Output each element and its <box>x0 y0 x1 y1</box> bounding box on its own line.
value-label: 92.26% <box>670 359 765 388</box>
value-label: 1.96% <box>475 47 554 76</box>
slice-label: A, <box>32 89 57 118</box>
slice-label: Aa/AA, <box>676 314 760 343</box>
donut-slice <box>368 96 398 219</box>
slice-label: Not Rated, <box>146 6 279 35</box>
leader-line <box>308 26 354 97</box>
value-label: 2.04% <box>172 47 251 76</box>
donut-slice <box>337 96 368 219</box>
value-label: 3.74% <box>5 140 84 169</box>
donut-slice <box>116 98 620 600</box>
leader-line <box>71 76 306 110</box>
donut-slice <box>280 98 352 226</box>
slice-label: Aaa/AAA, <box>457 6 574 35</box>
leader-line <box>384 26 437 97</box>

## Task prompt:
Reproduce all of the entries above, substituting "callout-line" for every occurrence of "leader-line" and leaving everything else unchanged.

## Answer in full:
Output each element and its <box>x0 y0 x1 y1</box> bounding box on its own line.
value-label: 92.26% <box>670 359 765 388</box>
value-label: 1.96% <box>475 47 554 76</box>
slice-label: A, <box>32 89 57 118</box>
slice-label: Aa/AA, <box>676 314 760 343</box>
donut-slice <box>368 96 398 219</box>
slice-label: Not Rated, <box>146 6 279 35</box>
callout-line <box>308 26 354 97</box>
value-label: 2.04% <box>172 47 251 76</box>
donut-slice <box>337 96 368 219</box>
value-label: 3.74% <box>5 140 84 169</box>
donut-slice <box>116 98 620 600</box>
callout-line <box>71 76 306 110</box>
donut-slice <box>280 98 352 226</box>
slice-label: Aaa/AAA, <box>457 6 574 35</box>
callout-line <box>384 26 437 97</box>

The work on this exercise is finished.